++++ Data section ++++

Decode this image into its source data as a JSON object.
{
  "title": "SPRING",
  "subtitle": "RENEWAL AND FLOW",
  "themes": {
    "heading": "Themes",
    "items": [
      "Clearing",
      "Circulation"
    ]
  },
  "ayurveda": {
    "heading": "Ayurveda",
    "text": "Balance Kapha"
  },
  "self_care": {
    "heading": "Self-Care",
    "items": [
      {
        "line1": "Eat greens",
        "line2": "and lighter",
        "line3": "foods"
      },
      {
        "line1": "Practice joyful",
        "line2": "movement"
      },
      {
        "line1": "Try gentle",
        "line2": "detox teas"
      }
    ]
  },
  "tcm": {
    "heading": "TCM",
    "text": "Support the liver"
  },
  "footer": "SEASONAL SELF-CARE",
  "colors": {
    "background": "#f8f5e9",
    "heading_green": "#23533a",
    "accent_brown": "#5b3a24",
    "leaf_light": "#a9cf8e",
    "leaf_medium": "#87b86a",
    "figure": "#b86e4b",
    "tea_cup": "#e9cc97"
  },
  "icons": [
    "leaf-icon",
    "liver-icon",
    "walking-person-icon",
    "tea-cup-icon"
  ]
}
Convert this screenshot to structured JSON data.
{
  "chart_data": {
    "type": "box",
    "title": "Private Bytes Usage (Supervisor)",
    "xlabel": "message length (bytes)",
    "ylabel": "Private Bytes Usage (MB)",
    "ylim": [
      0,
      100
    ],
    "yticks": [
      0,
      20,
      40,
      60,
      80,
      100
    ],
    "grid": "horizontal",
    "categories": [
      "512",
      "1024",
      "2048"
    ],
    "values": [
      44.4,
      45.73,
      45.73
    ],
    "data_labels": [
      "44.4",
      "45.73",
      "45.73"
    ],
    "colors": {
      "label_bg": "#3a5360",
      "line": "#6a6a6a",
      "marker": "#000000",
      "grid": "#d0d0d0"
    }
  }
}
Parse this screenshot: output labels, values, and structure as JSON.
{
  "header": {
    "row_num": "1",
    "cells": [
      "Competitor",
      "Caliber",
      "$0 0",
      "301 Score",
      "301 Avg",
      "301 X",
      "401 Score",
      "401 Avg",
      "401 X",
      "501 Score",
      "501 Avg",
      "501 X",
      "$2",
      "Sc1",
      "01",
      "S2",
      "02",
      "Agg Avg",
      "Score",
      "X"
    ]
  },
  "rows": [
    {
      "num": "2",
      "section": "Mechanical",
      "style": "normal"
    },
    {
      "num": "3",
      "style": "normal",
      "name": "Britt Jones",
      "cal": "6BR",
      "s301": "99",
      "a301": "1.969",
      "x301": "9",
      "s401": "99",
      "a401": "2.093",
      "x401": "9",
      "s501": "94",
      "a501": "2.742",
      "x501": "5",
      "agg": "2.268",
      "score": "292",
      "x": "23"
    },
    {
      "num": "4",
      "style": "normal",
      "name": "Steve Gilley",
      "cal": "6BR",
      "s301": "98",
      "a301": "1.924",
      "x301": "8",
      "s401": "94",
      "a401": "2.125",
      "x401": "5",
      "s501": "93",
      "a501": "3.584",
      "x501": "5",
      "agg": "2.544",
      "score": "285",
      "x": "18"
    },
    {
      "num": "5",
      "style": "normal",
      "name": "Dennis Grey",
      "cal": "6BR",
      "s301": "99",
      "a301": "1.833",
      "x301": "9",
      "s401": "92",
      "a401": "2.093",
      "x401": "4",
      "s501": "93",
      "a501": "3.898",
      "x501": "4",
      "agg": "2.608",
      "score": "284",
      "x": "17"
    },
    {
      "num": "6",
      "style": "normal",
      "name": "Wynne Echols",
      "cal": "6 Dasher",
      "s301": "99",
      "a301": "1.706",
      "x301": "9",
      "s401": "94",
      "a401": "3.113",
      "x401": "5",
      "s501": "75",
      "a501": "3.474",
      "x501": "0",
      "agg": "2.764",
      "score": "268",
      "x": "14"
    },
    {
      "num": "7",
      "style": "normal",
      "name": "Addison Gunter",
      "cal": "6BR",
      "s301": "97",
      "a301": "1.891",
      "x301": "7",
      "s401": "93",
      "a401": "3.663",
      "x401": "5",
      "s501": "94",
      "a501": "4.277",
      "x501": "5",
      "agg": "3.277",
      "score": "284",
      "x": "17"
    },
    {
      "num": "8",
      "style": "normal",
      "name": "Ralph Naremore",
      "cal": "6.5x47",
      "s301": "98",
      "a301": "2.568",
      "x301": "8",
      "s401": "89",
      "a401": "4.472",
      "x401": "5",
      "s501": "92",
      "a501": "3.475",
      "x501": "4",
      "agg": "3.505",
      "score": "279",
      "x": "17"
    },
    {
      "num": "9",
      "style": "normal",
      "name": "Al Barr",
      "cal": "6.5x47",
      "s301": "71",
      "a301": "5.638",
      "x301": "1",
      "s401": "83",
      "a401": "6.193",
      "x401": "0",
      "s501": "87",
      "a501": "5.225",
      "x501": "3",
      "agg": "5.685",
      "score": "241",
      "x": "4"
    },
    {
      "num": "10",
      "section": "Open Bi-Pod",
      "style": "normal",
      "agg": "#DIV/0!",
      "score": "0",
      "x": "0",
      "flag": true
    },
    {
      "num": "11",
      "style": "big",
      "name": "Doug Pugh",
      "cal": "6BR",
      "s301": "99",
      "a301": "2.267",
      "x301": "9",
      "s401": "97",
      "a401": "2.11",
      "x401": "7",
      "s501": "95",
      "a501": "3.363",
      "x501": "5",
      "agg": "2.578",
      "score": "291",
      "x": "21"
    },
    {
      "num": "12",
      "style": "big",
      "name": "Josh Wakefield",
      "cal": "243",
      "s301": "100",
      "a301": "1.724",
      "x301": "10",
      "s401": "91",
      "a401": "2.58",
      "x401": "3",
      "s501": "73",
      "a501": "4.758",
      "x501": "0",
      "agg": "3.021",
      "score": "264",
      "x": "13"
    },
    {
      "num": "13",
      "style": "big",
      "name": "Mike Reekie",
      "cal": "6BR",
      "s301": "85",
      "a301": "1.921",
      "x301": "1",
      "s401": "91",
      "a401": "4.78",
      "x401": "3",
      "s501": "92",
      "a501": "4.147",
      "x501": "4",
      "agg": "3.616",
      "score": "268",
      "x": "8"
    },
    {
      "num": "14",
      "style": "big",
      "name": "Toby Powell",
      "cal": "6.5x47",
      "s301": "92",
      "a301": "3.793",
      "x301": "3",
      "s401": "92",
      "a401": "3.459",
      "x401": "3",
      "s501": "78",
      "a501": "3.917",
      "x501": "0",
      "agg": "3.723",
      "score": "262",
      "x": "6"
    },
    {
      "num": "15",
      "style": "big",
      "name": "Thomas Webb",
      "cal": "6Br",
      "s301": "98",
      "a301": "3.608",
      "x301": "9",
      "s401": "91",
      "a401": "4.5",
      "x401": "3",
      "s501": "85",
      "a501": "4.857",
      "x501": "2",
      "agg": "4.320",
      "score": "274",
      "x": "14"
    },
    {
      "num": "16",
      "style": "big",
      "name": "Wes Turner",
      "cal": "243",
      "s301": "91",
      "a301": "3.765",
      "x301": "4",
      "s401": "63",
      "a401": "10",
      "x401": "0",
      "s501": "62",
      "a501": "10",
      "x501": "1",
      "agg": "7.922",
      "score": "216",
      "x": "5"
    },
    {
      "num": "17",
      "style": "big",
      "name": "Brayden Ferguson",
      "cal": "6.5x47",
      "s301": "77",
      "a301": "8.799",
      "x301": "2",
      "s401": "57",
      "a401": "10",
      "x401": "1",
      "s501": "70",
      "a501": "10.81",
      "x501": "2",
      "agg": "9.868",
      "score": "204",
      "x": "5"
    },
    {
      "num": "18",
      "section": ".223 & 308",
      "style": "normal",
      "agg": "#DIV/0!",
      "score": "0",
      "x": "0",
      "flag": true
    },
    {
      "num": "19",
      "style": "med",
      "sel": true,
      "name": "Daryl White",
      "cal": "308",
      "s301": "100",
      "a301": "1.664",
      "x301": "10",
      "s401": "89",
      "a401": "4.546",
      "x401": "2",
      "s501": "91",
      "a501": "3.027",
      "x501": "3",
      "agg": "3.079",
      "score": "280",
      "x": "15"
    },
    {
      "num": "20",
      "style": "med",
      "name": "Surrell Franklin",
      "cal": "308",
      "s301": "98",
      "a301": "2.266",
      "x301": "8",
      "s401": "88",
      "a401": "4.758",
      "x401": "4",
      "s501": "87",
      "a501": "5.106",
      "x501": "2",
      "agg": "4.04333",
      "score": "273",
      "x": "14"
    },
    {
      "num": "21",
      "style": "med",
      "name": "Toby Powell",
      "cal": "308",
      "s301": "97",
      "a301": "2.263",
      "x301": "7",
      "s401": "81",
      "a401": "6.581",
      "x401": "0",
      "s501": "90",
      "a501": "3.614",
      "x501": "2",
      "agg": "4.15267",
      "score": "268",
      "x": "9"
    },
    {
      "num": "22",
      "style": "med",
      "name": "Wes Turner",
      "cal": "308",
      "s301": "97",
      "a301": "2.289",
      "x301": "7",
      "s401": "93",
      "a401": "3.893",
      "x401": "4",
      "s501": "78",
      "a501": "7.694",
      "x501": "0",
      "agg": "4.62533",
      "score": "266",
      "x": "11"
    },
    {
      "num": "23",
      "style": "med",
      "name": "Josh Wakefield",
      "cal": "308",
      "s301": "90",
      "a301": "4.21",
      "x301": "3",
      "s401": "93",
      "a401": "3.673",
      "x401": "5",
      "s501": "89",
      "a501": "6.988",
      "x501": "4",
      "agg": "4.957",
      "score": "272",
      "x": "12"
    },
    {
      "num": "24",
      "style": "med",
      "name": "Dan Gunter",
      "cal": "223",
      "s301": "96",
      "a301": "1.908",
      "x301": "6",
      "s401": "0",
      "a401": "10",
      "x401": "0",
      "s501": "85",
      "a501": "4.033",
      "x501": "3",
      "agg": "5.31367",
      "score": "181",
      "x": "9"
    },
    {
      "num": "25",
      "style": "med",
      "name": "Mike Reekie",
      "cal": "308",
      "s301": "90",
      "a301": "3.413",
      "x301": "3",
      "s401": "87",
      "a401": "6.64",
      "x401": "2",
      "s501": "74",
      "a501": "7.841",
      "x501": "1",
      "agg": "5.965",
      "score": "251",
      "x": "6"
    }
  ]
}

++++

◆ **What the task requires**
Return a copy of every line that includes the word "Private".

◆ **Right answer**
    "title": "Private Bytes Usage (Supervisor)",
    "ylabel": "Private Bytes Usage (MB)",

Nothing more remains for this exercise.